Records excerpted from a collection

= = = = = = =

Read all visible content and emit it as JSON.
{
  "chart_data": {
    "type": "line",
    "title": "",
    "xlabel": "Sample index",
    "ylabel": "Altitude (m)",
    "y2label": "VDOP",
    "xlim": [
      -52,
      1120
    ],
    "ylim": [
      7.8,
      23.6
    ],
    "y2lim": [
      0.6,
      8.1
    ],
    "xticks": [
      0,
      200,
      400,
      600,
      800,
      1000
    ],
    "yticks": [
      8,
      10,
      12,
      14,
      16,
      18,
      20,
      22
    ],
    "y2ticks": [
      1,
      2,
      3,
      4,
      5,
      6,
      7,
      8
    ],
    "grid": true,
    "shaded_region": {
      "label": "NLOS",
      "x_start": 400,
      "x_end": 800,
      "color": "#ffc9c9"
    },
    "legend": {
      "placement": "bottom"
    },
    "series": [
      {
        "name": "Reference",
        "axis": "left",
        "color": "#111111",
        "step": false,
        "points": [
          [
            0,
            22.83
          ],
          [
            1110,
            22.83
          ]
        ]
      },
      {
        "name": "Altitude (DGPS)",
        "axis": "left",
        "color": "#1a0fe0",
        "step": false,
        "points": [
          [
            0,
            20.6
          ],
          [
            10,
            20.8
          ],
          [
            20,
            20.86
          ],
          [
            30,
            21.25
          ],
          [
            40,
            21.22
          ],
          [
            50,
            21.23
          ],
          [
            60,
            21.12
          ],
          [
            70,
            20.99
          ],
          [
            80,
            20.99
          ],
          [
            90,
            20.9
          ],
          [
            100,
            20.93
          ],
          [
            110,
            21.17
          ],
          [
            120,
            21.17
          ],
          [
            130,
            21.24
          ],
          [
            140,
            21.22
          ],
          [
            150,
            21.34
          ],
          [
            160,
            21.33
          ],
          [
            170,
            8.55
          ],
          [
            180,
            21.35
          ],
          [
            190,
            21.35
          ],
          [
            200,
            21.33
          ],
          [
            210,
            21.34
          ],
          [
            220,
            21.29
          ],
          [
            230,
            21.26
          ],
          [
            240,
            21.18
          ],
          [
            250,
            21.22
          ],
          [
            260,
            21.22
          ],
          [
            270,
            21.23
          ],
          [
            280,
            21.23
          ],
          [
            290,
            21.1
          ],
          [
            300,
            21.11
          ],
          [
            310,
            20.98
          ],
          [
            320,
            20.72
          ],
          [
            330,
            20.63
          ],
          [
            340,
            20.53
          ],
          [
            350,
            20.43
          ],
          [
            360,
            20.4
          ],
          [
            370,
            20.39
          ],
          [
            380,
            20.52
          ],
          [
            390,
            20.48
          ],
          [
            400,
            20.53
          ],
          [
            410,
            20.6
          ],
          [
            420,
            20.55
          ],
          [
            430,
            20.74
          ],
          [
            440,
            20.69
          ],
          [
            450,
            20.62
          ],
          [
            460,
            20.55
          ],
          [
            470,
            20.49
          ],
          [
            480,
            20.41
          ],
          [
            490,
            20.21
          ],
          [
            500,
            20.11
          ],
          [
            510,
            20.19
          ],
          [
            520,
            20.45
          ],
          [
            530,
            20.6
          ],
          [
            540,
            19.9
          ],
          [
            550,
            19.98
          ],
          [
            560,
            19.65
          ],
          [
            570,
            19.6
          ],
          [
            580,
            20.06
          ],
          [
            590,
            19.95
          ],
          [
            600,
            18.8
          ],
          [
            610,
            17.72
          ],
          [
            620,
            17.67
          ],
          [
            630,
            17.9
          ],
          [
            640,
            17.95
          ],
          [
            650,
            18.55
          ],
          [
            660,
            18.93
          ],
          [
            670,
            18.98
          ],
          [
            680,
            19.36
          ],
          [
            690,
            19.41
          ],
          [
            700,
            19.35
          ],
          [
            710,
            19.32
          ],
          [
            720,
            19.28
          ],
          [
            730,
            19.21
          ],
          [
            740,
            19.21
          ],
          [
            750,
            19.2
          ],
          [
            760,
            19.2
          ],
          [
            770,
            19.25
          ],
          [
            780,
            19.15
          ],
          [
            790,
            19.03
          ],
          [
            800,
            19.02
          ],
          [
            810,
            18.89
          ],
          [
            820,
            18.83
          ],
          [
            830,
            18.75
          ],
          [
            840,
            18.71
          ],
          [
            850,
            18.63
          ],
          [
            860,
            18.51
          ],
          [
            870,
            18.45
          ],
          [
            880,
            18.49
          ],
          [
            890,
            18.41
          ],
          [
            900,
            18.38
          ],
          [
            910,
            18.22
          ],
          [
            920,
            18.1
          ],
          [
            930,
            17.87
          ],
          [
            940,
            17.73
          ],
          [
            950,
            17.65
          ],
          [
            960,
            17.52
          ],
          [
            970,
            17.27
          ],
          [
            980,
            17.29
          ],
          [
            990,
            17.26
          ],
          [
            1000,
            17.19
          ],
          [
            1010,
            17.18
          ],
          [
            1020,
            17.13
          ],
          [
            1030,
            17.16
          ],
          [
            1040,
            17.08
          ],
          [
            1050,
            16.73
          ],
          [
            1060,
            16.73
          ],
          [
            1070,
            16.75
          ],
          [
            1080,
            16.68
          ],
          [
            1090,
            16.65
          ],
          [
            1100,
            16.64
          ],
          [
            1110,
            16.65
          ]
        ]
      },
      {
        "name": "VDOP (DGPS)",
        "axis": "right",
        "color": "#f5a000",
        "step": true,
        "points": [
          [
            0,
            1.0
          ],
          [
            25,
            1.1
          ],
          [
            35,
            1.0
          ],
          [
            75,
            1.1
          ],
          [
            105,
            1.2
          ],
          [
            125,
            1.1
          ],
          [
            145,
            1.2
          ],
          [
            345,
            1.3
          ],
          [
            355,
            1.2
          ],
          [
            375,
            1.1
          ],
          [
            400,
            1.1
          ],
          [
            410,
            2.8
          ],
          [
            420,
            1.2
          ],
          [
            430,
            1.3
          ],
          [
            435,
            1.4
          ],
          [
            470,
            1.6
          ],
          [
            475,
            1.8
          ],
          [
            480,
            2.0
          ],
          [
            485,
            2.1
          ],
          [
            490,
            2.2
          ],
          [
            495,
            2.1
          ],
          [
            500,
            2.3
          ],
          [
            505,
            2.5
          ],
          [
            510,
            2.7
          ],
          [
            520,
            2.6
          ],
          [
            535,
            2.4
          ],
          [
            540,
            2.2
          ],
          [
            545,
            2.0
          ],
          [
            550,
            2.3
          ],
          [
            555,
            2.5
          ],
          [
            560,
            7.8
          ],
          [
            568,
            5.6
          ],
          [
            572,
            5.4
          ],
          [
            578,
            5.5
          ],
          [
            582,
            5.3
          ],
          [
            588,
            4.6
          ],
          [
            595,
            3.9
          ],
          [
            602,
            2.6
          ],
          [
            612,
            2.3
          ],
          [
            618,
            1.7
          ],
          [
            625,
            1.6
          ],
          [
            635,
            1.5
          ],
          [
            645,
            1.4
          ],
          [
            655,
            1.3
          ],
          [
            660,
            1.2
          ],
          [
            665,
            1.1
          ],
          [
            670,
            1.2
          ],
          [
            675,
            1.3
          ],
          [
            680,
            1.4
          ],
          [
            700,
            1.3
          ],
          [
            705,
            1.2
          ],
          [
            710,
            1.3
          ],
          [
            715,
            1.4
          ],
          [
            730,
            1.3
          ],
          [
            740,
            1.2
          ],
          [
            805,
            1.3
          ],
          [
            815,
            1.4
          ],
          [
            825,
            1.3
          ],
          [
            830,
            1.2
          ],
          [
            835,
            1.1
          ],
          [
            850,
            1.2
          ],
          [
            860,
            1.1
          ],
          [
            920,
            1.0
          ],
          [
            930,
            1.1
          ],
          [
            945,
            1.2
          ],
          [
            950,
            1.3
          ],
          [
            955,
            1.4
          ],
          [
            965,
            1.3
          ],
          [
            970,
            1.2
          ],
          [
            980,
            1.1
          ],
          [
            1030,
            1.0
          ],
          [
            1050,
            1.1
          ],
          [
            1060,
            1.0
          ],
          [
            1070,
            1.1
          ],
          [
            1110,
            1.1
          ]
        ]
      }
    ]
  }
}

= = = = = = =

▸ Short problem
Using the records given above, list every line that includes the word "color".

▸ Complete answer
      "color": "#ffc9c9"
        "color": "#111111",
        "color": "#1a0fe0",
        "color": "#f5a000",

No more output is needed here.